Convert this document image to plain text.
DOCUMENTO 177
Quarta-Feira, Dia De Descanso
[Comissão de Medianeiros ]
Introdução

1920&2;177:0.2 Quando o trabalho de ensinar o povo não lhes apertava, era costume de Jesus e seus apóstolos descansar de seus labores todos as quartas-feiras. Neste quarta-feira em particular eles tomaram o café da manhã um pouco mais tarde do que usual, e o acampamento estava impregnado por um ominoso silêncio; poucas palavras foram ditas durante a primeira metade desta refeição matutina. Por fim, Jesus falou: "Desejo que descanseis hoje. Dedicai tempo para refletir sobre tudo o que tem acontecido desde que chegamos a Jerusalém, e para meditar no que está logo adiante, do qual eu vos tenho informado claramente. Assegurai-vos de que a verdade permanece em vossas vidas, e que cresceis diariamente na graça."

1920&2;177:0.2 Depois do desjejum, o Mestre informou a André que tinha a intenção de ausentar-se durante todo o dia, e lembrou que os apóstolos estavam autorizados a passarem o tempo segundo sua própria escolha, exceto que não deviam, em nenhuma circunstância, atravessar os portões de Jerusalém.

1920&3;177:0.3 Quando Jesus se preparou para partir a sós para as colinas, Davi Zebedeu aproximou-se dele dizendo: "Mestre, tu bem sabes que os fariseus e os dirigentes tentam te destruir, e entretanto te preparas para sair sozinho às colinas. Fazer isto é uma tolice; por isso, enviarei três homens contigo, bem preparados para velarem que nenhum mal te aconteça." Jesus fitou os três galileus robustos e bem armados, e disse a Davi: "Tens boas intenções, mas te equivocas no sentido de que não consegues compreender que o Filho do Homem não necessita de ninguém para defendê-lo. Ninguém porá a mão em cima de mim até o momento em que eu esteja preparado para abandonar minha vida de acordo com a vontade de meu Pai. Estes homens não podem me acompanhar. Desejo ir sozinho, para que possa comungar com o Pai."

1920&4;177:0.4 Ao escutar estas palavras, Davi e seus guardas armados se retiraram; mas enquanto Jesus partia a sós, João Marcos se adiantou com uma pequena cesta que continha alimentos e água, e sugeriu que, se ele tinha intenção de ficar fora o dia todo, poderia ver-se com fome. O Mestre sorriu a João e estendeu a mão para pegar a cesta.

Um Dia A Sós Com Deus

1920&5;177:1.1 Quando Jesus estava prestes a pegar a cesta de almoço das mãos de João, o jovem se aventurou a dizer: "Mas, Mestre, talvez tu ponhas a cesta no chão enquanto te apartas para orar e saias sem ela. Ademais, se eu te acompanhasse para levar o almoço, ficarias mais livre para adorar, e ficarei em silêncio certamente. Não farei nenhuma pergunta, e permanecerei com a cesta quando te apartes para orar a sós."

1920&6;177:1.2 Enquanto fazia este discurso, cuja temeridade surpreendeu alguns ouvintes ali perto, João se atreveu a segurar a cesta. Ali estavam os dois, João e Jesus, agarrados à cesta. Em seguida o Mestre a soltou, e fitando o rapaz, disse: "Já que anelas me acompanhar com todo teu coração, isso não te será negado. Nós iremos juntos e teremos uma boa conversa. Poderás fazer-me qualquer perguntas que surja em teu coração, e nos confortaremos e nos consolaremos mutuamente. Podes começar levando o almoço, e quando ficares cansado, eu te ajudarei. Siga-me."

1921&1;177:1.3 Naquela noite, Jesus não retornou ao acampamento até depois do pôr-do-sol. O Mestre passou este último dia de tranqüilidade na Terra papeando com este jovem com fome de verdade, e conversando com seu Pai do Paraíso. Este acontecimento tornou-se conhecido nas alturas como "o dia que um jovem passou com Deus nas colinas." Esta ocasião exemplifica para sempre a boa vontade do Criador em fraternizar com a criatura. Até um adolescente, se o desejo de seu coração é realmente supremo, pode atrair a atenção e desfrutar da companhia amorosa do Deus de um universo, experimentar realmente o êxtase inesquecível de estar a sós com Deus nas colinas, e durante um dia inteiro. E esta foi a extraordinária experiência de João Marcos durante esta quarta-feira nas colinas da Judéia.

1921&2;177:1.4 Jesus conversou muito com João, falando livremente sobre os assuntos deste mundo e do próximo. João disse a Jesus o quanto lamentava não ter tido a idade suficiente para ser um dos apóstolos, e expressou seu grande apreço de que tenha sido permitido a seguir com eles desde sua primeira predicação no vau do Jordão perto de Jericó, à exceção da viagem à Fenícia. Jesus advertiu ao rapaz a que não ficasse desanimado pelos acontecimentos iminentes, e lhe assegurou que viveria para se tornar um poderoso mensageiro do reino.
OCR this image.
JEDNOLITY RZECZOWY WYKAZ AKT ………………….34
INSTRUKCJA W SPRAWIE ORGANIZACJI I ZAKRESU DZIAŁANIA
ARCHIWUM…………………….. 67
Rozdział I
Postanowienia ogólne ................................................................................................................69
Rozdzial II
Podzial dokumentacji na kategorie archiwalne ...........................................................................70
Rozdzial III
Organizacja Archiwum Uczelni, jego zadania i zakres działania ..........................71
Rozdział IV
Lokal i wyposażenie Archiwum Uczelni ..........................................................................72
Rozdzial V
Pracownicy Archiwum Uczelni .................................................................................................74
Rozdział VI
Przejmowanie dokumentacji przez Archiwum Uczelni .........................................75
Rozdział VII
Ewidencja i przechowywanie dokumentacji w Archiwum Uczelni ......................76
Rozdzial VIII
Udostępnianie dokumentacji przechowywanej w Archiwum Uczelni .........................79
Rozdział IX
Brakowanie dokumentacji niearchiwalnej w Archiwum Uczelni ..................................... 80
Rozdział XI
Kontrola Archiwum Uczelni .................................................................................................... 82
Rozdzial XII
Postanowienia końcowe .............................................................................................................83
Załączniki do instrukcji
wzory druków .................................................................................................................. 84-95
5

══════════

# Given request
Extract, word for word, each line of the listing above.

# Problem solution
Convert this document image to plain text.
DOCUMENTO 177
Quarta-Feira, Dia De Descanso
[Comissão de Medianeiros ]
Introdução

1920&2;177:0.2 Quando o trabalho de ensinar o povo não lhes apertava, era costume de Jesus e seus apóstolos descansar de seus labores todos as quartas-feiras. Neste quarta-feira em particular eles tomaram o café da manhã um pouco mais tarde do que usual, e o acampamento estava impregnado por um ominoso silêncio; poucas palavras foram ditas durante a primeira metade desta refeição matutina. Por fim, Jesus falou: "Desejo que descanseis hoje. Dedicai tempo para refletir sobre tudo o que tem acontecido desde que chegamos a Jerusalém, e para meditar no que está logo adiante, do qual eu vos tenho informado claramente. Assegurai-vos de que a verdade permanece em vossas vidas, e que cresceis diariamente na graça."

1920&2;177:0.2 Depois do desjejum, o Mestre informou a André que tinha a intenção de ausentar-se durante todo o dia, e lembrou que os apóstolos estavam autorizados a passarem o tempo segundo sua própria escolha, exceto que não deviam, em nenhuma circunstância, atravessar os portões de Jerusalém.

1920&3;177:0.3 Quando Jesus se preparou para partir a sós para as colinas, Davi Zebedeu aproximou-se dele dizendo: "Mestre, tu bem sabes que os fariseus e os dirigentes tentam te destruir, e entretanto te preparas para sair sozinho às colinas. Fazer isto é uma tolice; por isso, enviarei três homens contigo, bem preparados para velarem que nenhum mal te aconteça." Jesus fitou os três galileus robustos e bem armados, e disse a Davi: "Tens boas intenções, mas te equivocas no sentido de que não consegues compreender que o Filho do Homem não necessita de ninguém para defendê-lo. Ninguém porá a mão em cima de mim até o momento em que eu esteja preparado para abandonar minha vida de acordo com a vontade de meu Pai. Estes homens não podem me acompanhar. Desejo ir sozinho, para que possa comungar com o Pai."

1920&4;177:0.4 Ao escutar estas palavras, Davi e seus guardas armados se retiraram; mas enquanto Jesus partia a sós, João Marcos se adiantou com uma pequena cesta que continha alimentos e água, e sugeriu que, se ele tinha intenção de ficar fora o dia todo, poderia ver-se com fome. O Mestre sorriu a João e estendeu a mão para pegar a cesta.

Um Dia A Sós Com Deus

1920&5;177:1.1 Quando Jesus estava prestes a pegar a cesta de almoço das mãos de João, o jovem se aventurou a dizer: "Mas, Mestre, talvez tu ponhas a cesta no chão enquanto te apartas para orar e saias sem ela. Ademais, se eu te acompanhasse para levar o almoço, ficarias mais livre para adorar, e ficarei em silêncio certamente. Não farei nenhuma pergunta, e permanecerei com a cesta quando te apartes para orar a sós."

1920&6;177:1.2 Enquanto fazia este discurso, cuja temeridade surpreendeu alguns ouvintes ali perto, João se atreveu a segurar a cesta. Ali estavam os dois, João e Jesus, agarrados à cesta. Em seguida o Mestre a soltou, e fitando o rapaz, disse: "Já que anelas me acompanhar com todo teu coração, isso não te será negado. Nós iremos juntos e teremos uma boa conversa. Poderás fazer-me qualquer perguntas que surja em teu coração, e nos confortaremos e nos consolaremos mutuamente. Podes começar levando o almoço, e quando ficares cansado, eu te ajudarei. Siga-me."

1921&1;177:1.3 Naquela noite, Jesus não retornou ao acampamento até depois do pôr-do-sol. O Mestre passou este último dia de tranqüilidade na Terra papeando com este jovem com fome de verdade, e conversando com seu Pai do Paraíso. Este acontecimento tornou-se conhecido nas alturas como "o dia que um jovem passou com Deus nas colinas." Esta ocasião exemplifica para sempre a boa vontade do Criador em fraternizar com a criatura. Até um adolescente, se o desejo de seu coração é realmente supremo, pode atrair a atenção e desfrutar da companhia amorosa do Deus de um universo, experimentar realmente o êxtase inesquecível de estar a sós com Deus nas colinas, e durante um dia inteiro. E esta foi a extraordinária experiência de João Marcos durante esta quarta-feira nas colinas da Judéia.

1921&2;177:1.4 Jesus conversou muito com João, falando livremente sobre os assuntos deste mundo e do próximo. João disse a Jesus o quanto lamentava não ter tido a idade suficiente para ser um dos apóstolos, e expressou seu grande apreço de que tenha sido permitido a seguir com eles desde sua primeira predicação no vau do Jordão perto de Jericó, à exceção da viagem à Fenícia. Jesus advertiu ao rapaz a que não ficasse desanimado pelos acontecimentos iminentes, e lhe assegurou que viveria para se tornar um poderoso mensageiro do reino.
OCR this image.
JEDNOLITY RZECZOWY WYKAZ AKT ………………….34
INSTRUKCJA W SPRAWIE ORGANIZACJI I ZAKRESU DZIAŁANIA
ARCHIWUM…………………….. 67
Rozdział I
Postanowienia ogólne ................................................................................................................69
Rozdzial II
Podzial dokumentacji na kategorie archiwalne ...........................................................................70
Rozdzial III
Organizacja Archiwum Uczelni, jego zadania i zakres działania ..........................71
Rozdział IV
Lokal i wyposażenie Archiwum Uczelni ..........................................................................72
Rozdzial V
Pracownicy Archiwum Uczelni .................................................................................................74
Rozdział VI
Przejmowanie dokumentacji przez Archiwum Uczelni .........................................75
Rozdział VII
Ewidencja i przechowywanie dokumentacji w Archiwum Uczelni ......................76
Rozdzial VIII
Udostępnianie dokumentacji przechowywanej w Archiwum Uczelni .........................79
Rozdział IX
Brakowanie dokumentacji niearchiwalnej w Archiwum Uczelni ..................................... 80
Rozdział XI
Kontrola Archiwum Uczelni .................................................................................................... 82
Rozdzial XII
Postanowienia końcowe .............................................................................................................83
Załączniki do instrukcji
wzory druków .................................................................................................................. 84-95
5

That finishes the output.